WHAT IS REQUIRED – Please revise everything from the start of the records down to the line containing "svg-text:10: 10 <box>683 483 696 499</box>", changing "legend-label" to "legend-entry" and leaving all else unchanged. Return only that span.

>> Start

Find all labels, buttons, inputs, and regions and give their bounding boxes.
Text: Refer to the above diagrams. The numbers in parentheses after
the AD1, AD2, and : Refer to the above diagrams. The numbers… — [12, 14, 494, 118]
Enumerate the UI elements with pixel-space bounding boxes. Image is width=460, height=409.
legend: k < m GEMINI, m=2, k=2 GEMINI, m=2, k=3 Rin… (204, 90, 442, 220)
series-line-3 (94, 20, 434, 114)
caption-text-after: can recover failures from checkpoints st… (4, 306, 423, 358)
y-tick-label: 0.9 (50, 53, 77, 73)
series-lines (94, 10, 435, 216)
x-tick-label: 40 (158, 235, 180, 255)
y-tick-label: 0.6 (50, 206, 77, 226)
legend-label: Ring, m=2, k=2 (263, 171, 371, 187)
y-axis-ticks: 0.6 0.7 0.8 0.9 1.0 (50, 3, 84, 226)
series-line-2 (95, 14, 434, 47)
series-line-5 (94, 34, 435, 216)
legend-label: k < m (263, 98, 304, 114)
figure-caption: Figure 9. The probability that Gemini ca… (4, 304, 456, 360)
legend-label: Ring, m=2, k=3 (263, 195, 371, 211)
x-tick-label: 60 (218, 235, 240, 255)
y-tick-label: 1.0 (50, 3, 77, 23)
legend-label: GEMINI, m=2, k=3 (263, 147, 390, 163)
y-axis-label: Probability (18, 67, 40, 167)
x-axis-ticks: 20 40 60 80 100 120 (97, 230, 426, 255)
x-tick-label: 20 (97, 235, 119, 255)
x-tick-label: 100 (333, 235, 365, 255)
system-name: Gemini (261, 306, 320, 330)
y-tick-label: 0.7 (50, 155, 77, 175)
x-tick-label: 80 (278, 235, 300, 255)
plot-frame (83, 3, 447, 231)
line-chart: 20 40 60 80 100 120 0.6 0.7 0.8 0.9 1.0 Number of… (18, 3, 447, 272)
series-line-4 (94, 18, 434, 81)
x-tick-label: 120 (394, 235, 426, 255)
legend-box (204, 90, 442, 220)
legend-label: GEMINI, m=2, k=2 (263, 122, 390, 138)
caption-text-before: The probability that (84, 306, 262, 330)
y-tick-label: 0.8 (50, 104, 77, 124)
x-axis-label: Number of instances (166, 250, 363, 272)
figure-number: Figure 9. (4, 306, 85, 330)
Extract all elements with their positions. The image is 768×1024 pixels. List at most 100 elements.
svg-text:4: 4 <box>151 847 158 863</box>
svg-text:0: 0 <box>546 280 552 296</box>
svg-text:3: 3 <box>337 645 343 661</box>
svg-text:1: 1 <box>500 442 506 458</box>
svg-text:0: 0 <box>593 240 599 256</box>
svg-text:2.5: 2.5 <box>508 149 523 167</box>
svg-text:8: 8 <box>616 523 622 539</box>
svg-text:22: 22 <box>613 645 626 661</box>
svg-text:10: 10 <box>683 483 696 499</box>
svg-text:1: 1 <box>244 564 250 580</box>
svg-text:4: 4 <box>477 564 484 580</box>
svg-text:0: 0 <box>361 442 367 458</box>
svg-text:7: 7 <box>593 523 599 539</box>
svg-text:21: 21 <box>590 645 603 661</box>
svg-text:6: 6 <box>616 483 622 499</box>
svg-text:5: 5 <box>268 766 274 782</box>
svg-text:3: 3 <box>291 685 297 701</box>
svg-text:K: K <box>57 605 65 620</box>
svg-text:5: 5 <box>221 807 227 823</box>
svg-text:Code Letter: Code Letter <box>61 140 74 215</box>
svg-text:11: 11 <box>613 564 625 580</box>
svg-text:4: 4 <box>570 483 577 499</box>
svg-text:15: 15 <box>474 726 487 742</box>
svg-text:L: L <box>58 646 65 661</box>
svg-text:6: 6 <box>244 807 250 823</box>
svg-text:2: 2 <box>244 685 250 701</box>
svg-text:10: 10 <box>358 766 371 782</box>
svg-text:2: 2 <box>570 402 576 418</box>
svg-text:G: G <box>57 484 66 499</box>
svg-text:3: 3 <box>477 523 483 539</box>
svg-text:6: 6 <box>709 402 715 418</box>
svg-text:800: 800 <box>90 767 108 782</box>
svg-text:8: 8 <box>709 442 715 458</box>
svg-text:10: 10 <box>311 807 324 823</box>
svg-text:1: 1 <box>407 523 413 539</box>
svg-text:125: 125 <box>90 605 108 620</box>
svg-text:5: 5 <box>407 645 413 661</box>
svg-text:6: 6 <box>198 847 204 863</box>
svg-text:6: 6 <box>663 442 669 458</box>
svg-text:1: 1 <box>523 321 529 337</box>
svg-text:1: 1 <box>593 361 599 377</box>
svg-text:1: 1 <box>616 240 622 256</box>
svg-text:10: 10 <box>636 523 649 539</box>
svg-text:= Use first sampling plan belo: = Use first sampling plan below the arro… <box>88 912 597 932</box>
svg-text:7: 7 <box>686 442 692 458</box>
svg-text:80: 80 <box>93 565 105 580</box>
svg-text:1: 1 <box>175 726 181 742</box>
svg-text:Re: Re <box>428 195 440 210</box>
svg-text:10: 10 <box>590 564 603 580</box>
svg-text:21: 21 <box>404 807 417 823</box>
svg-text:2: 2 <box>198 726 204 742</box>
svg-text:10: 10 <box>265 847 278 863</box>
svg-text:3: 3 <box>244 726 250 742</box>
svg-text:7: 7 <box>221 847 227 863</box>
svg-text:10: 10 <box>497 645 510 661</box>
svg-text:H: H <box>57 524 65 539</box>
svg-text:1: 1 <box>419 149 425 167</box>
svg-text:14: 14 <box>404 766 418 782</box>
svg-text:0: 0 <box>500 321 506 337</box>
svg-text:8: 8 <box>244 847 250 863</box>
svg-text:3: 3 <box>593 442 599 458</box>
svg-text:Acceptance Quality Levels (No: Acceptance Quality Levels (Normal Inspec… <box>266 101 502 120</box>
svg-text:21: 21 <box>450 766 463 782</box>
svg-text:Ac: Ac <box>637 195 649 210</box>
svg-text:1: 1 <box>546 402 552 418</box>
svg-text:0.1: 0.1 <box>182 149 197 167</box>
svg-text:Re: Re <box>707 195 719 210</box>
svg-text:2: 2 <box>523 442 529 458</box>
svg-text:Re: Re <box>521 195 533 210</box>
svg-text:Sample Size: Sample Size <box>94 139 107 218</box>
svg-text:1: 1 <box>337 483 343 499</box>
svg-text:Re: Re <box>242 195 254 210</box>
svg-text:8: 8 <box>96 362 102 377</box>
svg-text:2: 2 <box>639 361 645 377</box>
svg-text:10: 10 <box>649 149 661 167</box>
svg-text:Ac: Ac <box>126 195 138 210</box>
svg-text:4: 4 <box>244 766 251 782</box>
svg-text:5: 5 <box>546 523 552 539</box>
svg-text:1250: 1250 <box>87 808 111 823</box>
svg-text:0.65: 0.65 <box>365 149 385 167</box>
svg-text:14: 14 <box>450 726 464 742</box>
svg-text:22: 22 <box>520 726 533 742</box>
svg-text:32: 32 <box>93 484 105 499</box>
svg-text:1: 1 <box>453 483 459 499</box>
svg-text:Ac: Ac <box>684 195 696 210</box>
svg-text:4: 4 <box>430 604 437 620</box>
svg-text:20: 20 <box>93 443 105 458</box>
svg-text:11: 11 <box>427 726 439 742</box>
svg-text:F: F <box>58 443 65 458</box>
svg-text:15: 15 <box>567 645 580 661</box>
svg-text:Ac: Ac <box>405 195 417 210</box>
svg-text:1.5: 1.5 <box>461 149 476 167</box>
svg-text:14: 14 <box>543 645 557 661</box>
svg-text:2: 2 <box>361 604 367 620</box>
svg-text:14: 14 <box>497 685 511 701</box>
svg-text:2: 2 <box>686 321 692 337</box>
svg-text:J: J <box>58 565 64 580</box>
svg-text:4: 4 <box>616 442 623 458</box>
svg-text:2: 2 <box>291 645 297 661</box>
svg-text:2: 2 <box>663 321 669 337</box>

>> End

RESPONSE FOR THIS EXERCISE –
Find all labels, buttons, inputs, and regions and give their bounding boxes.
Text: Refer to the above diagrams. The numbers in parentheses after
the AD1, AD2, and : Refer to the above diagrams. The numbers… — [12, 14, 494, 118]
Enumerate the UI elements with pixel-space bounding boxes. Image is width=460, height=409.
legend: k < m GEMINI, m=2, k=2 GEMINI, m=2, k=3 Rin… (204, 90, 442, 220)
series-line-3 (94, 20, 434, 114)
caption-text-after: can recover failures from checkpoints st… (4, 306, 423, 358)
y-tick-label: 0.9 (50, 53, 77, 73)
series-lines (94, 10, 435, 216)
x-tick-label: 40 (158, 235, 180, 255)
y-tick-label: 0.6 (50, 206, 77, 226)
legend-entry: Ring, m=2, k=2 (263, 171, 371, 187)
y-axis-ticks: 0.6 0.7 0.8 0.9 1.0 (50, 3, 84, 226)
series-line-2 (95, 14, 434, 47)
series-line-5 (94, 34, 435, 216)
legend-entry: k < m (263, 98, 304, 114)
figure-caption: Figure 9. The probability that Gemini ca… (4, 304, 456, 360)
legend-entry: Ring, m=2, k=3 (263, 195, 371, 211)
x-tick-label: 60 (218, 235, 240, 255)
y-tick-label: 1.0 (50, 3, 77, 23)
legend-entry: GEMINI, m=2, k=3 (263, 147, 390, 163)
y-axis-label: Probability (18, 67, 40, 167)
x-axis-ticks: 20 40 60 80 100 120 (97, 230, 426, 255)
x-tick-label: 20 (97, 235, 119, 255)
x-tick-label: 100 (333, 235, 365, 255)
system-name: Gemini (261, 306, 320, 330)
y-tick-label: 0.7 (50, 155, 77, 175)
x-tick-label: 80 (278, 235, 300, 255)
plot-frame (83, 3, 447, 231)
line-chart: 20 40 60 80 100 120 0.6 0.7 0.8 0.9 1.0 Number of… (18, 3, 447, 272)
series-line-4 (94, 18, 434, 81)
x-tick-label: 120 (394, 235, 426, 255)
legend-box (204, 90, 442, 220)
legend-entry: GEMINI, m=2, k=2 (263, 122, 390, 138)
caption-text-before: The probability that (84, 306, 262, 330)
y-tick-label: 0.8 (50, 104, 77, 124)
x-axis-label: Number of instances (166, 250, 363, 272)
figure-number: Figure 9. (4, 306, 85, 330)
Extract all elements with their positions. The image is 768×1024 pixels. List at most 100 elements.
svg-text:4: 4 <box>151 847 158 863</box>
svg-text:0: 0 <box>546 280 552 296</box>
svg-text:3: 3 <box>337 645 343 661</box>
svg-text:1: 1 <box>500 442 506 458</box>
svg-text:0: 0 <box>593 240 599 256</box>
svg-text:2.5: 2.5 <box>508 149 523 167</box>
svg-text:8: 8 <box>616 523 622 539</box>
svg-text:22: 22 <box>613 645 626 661</box>
svg-text:10: 10 <box>683 483 696 499</box>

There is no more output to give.